======== GIVEN INFORMATION ========

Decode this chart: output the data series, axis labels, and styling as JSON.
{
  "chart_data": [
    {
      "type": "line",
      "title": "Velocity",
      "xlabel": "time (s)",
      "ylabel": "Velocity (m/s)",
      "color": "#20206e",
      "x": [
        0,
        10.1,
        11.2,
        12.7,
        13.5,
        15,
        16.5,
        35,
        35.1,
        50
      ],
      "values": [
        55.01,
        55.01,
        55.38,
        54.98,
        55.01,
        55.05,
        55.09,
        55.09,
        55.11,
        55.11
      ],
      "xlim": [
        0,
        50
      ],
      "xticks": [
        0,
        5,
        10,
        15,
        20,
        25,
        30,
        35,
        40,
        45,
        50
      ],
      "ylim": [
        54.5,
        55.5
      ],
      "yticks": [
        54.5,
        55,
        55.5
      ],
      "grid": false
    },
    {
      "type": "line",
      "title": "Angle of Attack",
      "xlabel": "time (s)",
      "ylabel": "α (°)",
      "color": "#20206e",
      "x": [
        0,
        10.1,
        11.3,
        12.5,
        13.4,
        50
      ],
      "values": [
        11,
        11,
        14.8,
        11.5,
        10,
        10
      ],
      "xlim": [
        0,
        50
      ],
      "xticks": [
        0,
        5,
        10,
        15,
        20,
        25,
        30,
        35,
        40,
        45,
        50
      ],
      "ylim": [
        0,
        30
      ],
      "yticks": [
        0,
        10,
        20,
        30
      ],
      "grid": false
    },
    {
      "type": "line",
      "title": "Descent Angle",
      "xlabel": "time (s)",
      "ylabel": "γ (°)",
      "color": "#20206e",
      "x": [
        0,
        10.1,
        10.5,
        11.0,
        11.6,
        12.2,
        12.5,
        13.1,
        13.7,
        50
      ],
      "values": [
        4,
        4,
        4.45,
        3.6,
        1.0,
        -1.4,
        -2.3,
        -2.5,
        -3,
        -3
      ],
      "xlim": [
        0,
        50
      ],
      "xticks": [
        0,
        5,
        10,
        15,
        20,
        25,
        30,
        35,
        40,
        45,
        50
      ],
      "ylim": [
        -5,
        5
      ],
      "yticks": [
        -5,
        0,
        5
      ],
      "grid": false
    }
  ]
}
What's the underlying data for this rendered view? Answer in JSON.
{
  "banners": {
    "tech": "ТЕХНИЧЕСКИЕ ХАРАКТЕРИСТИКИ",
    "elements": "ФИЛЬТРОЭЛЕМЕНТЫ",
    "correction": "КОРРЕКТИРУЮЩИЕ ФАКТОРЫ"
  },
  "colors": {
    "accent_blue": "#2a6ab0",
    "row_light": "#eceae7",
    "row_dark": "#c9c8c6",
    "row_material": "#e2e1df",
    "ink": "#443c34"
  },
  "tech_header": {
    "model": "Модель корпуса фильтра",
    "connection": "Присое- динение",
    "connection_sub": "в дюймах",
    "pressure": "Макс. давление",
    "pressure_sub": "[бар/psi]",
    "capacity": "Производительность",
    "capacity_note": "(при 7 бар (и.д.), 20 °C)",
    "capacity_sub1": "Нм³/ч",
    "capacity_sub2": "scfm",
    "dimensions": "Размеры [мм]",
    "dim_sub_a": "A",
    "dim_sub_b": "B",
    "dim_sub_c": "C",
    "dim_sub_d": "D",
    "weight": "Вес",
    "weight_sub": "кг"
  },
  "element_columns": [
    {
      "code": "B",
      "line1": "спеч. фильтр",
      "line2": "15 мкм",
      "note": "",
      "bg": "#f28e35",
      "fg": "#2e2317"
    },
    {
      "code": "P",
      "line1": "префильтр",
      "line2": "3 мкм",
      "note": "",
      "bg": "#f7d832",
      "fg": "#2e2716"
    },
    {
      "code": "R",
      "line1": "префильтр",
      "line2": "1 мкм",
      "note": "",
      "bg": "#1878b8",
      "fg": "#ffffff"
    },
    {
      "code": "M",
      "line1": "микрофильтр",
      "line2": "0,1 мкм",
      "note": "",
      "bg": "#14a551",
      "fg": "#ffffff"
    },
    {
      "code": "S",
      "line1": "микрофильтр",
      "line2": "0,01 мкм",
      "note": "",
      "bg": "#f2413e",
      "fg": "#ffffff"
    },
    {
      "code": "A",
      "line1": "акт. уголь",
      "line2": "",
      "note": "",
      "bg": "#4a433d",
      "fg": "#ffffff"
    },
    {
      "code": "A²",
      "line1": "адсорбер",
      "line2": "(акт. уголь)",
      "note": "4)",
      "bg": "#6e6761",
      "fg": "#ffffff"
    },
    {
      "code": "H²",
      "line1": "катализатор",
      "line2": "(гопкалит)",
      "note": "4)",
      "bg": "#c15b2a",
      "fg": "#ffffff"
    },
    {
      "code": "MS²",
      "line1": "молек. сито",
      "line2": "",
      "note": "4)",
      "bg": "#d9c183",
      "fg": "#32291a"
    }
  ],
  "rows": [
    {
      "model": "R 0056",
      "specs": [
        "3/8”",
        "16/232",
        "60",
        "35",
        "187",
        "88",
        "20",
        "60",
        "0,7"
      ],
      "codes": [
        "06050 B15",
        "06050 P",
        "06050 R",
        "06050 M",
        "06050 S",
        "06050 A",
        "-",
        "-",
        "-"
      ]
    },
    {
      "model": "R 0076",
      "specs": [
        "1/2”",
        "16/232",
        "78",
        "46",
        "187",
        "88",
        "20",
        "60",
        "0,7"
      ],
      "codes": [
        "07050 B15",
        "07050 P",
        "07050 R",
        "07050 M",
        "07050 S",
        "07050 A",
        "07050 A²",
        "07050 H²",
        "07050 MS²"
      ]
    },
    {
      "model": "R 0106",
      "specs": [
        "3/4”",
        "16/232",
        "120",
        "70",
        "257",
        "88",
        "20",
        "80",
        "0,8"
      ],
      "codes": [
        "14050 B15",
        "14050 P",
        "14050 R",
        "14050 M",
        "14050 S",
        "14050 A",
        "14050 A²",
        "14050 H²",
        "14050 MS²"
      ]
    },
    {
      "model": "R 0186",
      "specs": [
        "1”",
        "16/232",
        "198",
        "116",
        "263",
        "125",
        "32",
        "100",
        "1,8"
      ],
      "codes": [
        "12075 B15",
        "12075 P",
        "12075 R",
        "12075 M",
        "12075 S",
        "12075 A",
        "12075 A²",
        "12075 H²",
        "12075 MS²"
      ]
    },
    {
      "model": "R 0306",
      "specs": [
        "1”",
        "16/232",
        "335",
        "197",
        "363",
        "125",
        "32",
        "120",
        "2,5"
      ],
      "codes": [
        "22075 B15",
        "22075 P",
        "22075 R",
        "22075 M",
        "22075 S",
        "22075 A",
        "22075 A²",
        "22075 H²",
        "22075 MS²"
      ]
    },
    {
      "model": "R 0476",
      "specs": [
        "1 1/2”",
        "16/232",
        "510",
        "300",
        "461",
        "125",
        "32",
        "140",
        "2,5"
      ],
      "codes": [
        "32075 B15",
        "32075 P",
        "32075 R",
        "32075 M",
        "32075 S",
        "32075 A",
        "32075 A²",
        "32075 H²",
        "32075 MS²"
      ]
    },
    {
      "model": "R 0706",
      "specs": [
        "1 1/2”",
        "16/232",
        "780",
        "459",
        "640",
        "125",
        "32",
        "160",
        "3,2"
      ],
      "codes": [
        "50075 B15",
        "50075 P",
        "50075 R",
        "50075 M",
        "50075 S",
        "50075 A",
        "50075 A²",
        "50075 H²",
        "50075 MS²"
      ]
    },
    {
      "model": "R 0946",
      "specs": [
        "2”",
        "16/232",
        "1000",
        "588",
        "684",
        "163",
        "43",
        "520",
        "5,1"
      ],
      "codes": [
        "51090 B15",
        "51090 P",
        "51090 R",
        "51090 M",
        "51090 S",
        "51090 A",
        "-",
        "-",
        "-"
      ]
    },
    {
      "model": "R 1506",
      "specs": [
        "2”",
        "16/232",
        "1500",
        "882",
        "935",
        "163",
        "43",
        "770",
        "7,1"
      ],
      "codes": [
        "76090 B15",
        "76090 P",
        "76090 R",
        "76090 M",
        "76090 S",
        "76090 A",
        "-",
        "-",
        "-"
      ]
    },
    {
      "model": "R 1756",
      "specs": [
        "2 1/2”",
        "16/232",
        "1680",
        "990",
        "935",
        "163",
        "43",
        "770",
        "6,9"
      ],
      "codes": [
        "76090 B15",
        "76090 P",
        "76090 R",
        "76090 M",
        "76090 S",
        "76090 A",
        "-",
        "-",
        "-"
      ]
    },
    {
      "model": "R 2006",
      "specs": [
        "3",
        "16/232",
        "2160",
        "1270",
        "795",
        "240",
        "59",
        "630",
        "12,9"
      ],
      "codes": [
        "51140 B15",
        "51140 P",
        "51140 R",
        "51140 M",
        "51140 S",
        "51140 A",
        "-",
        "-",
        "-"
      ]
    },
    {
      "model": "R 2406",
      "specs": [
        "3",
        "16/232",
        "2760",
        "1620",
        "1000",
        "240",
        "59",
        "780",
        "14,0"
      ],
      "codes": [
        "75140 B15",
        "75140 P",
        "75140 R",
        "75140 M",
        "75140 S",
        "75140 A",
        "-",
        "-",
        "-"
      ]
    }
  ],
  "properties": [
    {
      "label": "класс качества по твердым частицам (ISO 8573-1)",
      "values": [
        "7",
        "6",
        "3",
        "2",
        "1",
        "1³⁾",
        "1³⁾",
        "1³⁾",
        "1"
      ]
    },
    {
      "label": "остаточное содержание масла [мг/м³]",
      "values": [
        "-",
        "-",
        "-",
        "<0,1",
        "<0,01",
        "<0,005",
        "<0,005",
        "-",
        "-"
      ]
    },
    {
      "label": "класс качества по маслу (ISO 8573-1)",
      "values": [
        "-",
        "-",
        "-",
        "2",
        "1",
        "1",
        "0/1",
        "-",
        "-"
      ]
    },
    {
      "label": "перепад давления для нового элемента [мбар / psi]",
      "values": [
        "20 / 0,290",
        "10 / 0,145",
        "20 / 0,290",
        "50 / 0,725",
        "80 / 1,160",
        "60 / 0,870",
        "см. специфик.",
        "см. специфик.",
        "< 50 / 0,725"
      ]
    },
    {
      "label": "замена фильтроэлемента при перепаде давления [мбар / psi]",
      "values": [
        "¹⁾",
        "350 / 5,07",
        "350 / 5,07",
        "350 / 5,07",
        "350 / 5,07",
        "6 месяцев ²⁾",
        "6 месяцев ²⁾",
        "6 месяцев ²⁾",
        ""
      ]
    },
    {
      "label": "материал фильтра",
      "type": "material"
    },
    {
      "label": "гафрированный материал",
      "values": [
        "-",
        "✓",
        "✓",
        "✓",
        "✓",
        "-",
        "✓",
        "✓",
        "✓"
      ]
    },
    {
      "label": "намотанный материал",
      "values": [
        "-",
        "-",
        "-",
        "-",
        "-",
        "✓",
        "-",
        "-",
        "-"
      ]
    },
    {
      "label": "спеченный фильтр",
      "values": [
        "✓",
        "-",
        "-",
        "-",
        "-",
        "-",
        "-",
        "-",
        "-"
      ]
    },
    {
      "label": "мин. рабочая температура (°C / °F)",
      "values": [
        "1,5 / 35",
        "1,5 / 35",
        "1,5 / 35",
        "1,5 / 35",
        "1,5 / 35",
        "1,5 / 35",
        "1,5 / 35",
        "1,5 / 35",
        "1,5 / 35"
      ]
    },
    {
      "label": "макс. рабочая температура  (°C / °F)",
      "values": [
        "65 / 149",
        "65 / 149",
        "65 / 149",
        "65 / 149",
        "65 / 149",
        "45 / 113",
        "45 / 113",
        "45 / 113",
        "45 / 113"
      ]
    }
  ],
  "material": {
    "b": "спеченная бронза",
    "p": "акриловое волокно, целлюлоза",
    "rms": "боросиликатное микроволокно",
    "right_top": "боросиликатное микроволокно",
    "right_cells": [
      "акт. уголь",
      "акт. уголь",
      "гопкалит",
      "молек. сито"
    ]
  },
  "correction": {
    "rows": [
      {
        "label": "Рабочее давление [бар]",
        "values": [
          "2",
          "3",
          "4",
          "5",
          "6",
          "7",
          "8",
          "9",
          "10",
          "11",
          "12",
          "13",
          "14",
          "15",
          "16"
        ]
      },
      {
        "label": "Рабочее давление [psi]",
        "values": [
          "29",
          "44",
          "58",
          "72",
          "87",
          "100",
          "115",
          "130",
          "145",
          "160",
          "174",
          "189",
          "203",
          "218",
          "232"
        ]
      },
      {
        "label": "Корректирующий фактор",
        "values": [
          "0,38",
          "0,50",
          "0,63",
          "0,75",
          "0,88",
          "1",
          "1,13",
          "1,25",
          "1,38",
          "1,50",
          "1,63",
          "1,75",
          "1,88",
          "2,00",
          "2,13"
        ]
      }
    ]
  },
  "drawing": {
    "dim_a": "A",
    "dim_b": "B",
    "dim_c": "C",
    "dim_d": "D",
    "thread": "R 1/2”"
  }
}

========

WHAT IS REQUIRED » Where a line of the data holds "this", show that line.

RESULT OF THE TASK »
Decode this chart: output the data series, axis labels, and styling as JSON.
What's the underlying data for this rendered view? Answer in JSON.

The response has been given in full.